*Objective:* Write the entries out again exactly as they stand, but without the pictures.
═════ Material
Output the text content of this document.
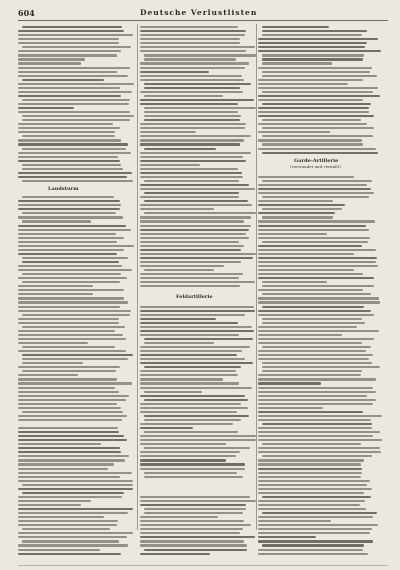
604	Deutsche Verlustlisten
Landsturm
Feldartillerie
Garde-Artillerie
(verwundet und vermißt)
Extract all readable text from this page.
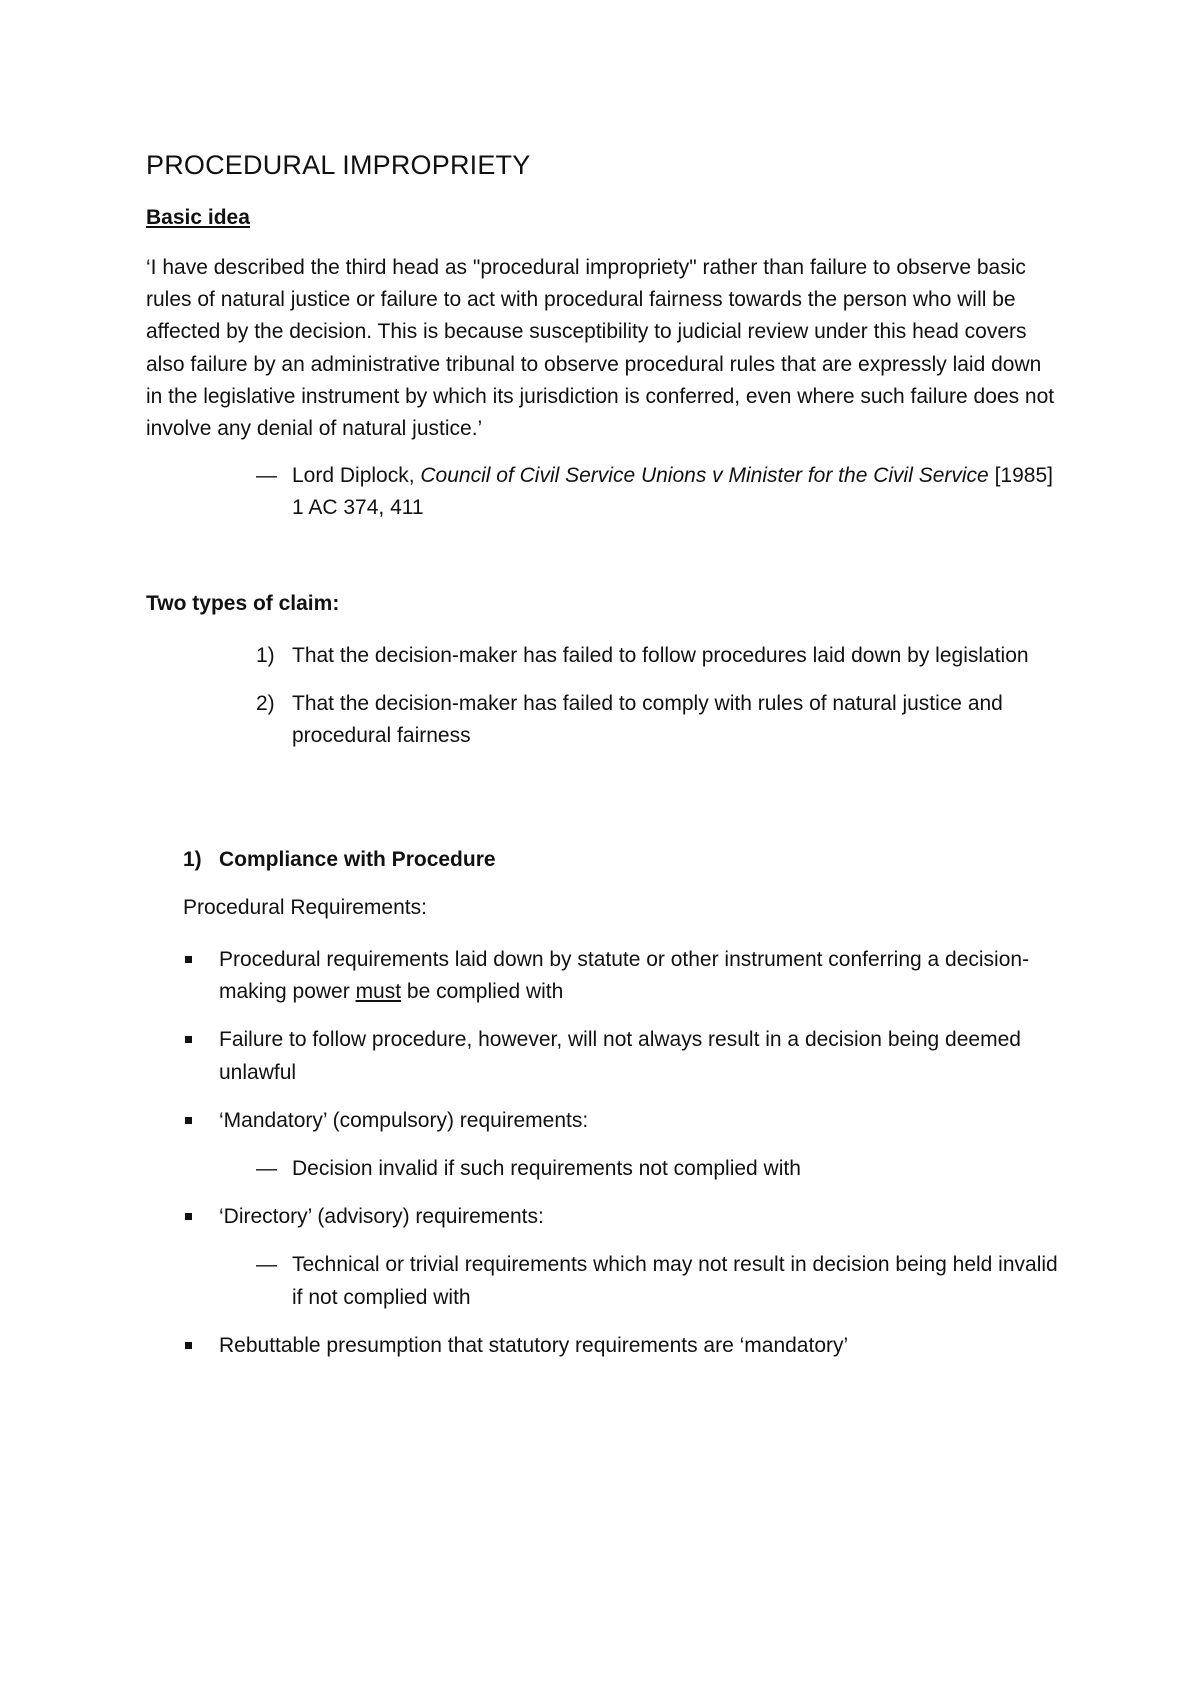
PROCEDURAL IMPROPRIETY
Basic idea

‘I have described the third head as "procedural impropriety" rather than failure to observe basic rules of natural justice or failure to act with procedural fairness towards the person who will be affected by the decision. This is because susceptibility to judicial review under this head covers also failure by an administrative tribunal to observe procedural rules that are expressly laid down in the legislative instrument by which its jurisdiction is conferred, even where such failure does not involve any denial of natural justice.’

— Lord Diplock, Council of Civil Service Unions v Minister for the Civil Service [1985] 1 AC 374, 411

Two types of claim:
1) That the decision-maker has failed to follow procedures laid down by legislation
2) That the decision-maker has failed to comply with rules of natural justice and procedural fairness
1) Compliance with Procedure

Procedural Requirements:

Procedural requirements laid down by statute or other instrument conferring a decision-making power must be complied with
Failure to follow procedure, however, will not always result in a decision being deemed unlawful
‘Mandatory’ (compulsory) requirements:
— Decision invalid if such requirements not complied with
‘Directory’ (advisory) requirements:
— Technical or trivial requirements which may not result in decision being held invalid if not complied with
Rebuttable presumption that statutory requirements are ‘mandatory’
══════════
*The solution:*
Output the text content of this document.
604	Deutsche Verlustlisten
Landsturm
Feldartillerie
Garde-Artillerie
(verwundet und vermißt)
Extract all readable text from this page.
PROCEDURAL IMPROPRIETY
Basic idea

‘I have described the third head as "procedural impropriety" rather than failure to observe basic rules of natural justice or failure to act with procedural fairness towards the person who will be affected by the decision. This is because susceptibility to judicial review under this head covers also failure by an administrative tribunal to observe procedural rules that are expressly laid down in the legislative instrument by which its jurisdiction is conferred, even where such failure does not involve any denial of natural justice.’

— Lord Diplock, Council of Civil Service Unions v Minister for the Civil Service [1985] 1 AC 374, 411

Two types of claim:
1) That the decision-maker has failed to follow procedures laid down by legislation
2) That the decision-maker has failed to comply with rules of natural justice and procedural fairness
1) Compliance with Procedure

Procedural Requirements:

Procedural requirements laid down by statute or other instrument conferring a decision-making power must be complied with
Failure to follow procedure, however, will not always result in a decision being deemed unlawful
‘Mandatory’ (compulsory) requirements:
— Decision invalid if such requirements not complied with
‘Directory’ (advisory) requirements:
— Technical or trivial requirements which may not result in decision being held invalid if not complied with
Rebuttable presumption that statutory requirements are ‘mandatory’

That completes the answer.